Extract the complete data exactly as given.

begin Excerpted data

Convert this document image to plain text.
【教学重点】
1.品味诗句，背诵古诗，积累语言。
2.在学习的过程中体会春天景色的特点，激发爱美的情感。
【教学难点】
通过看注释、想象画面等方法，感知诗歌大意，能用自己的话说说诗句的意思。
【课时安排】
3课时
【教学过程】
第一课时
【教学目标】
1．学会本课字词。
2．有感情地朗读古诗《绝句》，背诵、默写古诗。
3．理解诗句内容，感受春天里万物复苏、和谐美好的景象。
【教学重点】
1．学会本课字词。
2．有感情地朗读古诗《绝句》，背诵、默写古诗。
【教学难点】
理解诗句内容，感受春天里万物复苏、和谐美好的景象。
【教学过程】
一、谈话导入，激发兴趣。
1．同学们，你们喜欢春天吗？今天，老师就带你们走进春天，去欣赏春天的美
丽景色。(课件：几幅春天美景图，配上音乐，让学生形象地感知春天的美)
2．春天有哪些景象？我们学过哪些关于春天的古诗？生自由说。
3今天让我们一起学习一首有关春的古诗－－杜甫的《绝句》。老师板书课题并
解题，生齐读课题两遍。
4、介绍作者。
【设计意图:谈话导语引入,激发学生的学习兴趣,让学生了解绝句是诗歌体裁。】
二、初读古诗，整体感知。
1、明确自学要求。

end Excerpted data

Exercise response ::
Convert this document image to plain text.
【教学重点】
1.品味诗句，背诵古诗，积累语言。
2.在学习的过程中体会春天景色的特点，激发爱美的情感。
【教学难点】
通过看注释、想象画面等方法，感知诗歌大意，能用自己的话说说诗句的意思。
【课时安排】
3课时
【教学过程】
第一课时
【教学目标】
1．学会本课字词。
2．有感情地朗读古诗《绝句》，背诵、默写古诗。
3．理解诗句内容，感受春天里万物复苏、和谐美好的景象。
【教学重点】
1．学会本课字词。
2．有感情地朗读古诗《绝句》，背诵、默写古诗。
【教学难点】
理解诗句内容，感受春天里万物复苏、和谐美好的景象。
【教学过程】
一、谈话导入，激发兴趣。
1．同学们，你们喜欢春天吗？今天，老师就带你们走进春天，去欣赏春天的美
丽景色。(课件：几幅春天美景图，配上音乐，让学生形象地感知春天的美)
2．春天有哪些景象？我们学过哪些关于春天的古诗？生自由说。
3今天让我们一起学习一首有关春的古诗－－杜甫的《绝句》。老师板书课题并
解题，生齐读课题两遍。
4、介绍作者。
【设计意图:谈话导语引入,激发学生的学习兴趣,让学生了解绝句是诗歌体裁。】
二、初读古诗，整体感知。
1、明确自学要求。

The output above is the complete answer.